Your task — Gather all lines from the material that contain the word "content".

Material provided —

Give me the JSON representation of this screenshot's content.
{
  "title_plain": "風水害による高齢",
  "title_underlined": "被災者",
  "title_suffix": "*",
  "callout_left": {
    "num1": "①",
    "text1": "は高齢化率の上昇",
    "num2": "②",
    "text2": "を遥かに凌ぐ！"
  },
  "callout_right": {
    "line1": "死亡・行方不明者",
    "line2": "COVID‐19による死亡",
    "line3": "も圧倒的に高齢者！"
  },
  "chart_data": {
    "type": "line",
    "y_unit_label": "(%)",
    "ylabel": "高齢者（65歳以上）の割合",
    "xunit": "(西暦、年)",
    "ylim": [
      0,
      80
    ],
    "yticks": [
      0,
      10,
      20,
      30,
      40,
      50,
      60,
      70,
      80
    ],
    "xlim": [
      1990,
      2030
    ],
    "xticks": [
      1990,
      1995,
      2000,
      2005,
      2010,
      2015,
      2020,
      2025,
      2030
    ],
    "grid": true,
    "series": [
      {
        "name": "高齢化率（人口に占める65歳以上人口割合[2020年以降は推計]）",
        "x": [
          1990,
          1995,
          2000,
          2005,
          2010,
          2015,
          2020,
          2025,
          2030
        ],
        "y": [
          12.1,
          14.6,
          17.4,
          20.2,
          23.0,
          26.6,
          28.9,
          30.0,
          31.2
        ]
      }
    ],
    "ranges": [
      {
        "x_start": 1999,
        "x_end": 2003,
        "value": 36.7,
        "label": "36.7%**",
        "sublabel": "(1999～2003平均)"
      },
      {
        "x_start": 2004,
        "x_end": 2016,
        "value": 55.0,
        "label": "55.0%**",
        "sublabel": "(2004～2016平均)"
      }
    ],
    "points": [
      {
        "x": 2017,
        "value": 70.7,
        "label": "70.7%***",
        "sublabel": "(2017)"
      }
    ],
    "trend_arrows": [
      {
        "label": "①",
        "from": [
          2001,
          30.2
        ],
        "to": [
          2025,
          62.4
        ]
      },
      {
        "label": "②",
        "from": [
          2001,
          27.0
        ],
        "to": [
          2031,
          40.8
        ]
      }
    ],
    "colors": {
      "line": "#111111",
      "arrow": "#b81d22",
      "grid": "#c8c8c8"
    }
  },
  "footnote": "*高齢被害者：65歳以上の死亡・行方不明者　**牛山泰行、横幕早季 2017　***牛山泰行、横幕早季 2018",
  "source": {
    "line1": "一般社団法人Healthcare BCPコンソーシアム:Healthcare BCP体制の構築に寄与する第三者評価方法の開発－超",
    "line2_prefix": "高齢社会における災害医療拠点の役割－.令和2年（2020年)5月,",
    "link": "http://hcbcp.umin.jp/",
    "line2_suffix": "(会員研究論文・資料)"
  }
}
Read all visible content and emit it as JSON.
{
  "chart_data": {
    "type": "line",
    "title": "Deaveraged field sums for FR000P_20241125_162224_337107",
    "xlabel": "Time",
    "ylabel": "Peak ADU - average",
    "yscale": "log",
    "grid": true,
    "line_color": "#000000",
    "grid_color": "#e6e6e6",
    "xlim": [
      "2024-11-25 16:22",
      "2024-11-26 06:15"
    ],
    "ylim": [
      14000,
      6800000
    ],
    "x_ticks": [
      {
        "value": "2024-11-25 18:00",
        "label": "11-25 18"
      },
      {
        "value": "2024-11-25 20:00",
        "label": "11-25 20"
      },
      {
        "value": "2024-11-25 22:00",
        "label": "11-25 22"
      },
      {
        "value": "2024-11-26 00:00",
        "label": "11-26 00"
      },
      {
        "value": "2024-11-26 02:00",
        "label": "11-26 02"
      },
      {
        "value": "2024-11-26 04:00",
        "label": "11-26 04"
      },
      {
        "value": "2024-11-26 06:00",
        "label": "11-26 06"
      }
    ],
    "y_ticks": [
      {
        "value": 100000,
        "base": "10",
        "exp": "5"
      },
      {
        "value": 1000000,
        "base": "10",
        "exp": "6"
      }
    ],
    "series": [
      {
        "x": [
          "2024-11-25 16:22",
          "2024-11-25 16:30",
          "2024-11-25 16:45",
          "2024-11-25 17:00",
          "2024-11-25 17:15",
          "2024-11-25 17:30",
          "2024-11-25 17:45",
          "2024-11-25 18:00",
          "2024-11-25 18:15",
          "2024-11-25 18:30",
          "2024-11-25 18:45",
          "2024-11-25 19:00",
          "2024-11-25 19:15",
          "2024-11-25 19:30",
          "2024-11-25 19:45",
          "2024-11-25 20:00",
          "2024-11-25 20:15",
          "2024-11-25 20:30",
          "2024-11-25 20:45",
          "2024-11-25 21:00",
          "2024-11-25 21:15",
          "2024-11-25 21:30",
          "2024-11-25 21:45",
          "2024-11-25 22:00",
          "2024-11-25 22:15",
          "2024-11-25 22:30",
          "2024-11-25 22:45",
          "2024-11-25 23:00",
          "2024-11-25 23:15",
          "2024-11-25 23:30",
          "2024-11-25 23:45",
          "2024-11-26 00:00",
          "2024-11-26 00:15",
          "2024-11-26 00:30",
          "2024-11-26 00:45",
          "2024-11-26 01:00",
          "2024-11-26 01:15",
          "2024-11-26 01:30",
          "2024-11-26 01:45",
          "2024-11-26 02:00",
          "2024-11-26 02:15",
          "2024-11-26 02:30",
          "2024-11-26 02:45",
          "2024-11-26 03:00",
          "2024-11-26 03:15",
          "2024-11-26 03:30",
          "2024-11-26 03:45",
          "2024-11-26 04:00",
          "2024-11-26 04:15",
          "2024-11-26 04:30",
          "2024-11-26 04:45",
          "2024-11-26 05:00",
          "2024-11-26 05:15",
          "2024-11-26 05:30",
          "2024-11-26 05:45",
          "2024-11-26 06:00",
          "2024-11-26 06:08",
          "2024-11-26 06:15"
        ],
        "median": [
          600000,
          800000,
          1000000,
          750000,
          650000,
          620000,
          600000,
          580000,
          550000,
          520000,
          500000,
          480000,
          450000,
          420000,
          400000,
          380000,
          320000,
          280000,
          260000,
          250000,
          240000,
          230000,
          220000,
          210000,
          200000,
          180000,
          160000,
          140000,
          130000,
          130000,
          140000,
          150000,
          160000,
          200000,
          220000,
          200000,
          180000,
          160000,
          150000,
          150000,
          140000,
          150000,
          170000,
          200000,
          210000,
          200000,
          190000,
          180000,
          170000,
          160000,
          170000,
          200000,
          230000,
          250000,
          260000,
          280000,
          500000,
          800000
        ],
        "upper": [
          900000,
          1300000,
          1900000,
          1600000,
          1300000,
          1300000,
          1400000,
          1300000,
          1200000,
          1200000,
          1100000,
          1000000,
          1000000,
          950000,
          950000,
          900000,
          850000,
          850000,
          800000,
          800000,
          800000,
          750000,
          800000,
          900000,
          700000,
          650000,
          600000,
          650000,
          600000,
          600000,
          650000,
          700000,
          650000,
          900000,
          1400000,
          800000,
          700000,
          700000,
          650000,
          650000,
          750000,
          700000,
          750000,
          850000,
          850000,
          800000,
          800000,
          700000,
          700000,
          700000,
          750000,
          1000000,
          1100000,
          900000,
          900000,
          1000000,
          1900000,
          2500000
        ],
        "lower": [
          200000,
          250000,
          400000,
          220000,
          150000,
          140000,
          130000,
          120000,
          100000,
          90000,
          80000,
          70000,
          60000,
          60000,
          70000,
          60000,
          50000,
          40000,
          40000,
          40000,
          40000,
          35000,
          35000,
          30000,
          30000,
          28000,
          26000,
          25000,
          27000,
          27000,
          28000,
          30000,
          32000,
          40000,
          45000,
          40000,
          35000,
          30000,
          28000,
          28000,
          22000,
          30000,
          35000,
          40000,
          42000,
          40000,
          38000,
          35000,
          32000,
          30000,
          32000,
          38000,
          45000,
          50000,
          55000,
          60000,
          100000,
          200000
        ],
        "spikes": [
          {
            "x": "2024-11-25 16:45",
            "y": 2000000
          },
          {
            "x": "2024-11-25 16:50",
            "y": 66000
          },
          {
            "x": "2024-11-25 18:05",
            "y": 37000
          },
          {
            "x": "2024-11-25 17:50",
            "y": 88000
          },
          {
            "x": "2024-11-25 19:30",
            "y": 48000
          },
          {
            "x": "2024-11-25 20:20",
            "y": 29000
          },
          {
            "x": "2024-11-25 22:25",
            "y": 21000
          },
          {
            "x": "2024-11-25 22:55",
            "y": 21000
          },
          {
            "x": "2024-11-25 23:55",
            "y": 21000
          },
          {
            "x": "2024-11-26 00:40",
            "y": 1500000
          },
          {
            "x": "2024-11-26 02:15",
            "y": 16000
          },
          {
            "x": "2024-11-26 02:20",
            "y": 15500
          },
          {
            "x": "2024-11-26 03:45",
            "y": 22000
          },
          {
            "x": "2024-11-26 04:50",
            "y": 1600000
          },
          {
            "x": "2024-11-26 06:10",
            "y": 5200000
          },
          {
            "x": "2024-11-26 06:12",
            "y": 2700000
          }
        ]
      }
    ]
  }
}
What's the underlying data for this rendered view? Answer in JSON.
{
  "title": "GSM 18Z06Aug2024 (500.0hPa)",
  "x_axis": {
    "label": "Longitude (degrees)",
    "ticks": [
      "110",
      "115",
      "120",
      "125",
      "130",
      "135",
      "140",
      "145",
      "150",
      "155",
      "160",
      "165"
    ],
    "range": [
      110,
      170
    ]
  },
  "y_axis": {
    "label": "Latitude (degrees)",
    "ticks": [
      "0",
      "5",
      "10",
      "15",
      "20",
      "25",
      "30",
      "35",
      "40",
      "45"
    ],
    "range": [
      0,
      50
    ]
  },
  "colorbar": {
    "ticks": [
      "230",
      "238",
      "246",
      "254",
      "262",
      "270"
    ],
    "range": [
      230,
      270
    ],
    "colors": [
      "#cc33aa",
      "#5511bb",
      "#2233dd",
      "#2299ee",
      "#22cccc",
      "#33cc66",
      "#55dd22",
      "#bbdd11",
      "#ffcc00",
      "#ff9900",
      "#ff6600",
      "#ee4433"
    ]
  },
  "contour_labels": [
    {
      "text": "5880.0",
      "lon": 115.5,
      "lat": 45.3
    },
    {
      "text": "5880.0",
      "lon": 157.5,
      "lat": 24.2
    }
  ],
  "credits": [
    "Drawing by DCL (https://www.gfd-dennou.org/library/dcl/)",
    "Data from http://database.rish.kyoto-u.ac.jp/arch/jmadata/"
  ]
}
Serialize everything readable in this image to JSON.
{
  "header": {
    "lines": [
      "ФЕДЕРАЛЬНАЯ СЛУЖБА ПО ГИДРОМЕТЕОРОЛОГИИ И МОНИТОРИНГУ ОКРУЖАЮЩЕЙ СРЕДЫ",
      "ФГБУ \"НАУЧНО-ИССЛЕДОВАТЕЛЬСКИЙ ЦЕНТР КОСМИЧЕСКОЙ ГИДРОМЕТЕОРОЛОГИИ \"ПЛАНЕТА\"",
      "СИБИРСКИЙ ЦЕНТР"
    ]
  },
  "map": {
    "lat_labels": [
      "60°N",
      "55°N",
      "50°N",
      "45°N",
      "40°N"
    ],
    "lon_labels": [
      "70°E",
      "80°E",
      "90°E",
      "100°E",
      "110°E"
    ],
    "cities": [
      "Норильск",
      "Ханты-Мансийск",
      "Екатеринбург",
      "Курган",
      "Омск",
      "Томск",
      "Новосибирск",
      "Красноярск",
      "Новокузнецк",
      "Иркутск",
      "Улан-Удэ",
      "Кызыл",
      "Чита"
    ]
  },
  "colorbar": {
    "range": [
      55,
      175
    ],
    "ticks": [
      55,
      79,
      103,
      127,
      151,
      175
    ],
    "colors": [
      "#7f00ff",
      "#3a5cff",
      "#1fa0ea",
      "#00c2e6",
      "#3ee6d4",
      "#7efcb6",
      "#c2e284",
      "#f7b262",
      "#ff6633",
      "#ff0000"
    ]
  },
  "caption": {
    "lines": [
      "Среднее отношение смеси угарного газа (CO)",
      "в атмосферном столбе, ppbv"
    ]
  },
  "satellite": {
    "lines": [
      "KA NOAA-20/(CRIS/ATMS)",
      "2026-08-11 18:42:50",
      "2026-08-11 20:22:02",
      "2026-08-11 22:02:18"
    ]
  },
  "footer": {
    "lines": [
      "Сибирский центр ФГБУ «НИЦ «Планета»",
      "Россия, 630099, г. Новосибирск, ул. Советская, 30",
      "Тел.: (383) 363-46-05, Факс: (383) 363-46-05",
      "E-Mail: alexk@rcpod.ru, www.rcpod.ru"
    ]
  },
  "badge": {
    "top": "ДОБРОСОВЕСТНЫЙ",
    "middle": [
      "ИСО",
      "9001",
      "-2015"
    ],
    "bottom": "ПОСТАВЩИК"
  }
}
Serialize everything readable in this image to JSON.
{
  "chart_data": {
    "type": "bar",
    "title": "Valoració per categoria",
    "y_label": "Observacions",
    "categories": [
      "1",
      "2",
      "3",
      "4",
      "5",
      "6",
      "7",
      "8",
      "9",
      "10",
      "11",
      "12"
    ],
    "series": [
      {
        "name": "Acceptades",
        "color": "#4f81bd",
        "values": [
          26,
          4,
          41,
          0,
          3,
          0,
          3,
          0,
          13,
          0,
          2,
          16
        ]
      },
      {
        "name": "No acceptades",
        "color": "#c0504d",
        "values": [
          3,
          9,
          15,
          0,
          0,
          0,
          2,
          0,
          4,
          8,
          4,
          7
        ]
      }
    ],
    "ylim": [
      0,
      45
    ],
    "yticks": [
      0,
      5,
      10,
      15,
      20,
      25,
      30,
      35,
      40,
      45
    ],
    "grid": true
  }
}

Result for this task —
Give me the JSON representation of this screenshot's content.
Read all visible content and emit it as JSON.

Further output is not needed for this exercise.